Problem statement. Pull every line containing "with" out of the material below.
## BEGIN
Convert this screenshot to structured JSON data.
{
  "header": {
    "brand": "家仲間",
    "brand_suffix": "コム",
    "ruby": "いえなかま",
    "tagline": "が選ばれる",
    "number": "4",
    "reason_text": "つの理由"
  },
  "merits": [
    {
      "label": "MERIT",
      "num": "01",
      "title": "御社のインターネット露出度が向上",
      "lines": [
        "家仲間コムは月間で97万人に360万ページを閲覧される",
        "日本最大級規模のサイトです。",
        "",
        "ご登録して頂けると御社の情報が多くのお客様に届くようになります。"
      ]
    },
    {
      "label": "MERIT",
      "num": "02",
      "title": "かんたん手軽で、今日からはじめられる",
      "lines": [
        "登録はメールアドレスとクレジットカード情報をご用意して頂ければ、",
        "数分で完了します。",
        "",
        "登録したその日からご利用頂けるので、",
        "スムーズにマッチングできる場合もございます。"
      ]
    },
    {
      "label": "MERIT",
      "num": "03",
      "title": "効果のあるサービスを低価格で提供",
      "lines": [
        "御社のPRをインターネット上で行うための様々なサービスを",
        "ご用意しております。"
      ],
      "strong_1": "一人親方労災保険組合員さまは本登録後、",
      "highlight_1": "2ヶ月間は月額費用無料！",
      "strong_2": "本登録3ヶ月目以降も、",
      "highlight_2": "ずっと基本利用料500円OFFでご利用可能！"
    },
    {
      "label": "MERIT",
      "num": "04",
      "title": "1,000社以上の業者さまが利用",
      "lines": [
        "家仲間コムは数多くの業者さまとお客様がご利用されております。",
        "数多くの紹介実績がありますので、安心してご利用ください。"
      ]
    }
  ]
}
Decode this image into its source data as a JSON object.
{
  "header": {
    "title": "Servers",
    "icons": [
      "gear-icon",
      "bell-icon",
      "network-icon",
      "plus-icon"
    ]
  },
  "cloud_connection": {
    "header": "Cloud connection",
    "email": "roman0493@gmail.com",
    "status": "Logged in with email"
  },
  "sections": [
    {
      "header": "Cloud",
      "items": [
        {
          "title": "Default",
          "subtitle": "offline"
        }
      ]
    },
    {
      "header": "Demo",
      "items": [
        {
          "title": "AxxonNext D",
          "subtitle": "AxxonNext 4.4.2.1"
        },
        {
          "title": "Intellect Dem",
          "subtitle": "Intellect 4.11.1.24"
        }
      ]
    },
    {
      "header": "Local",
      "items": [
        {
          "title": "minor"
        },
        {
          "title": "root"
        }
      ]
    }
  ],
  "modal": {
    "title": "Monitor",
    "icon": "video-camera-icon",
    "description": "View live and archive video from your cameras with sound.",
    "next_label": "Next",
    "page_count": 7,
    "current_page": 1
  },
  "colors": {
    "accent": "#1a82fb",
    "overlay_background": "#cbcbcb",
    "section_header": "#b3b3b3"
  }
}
## END
Problem solution.
    "status": "Logged in with email"
    "description": "View live and archive video from your cameras with sound.",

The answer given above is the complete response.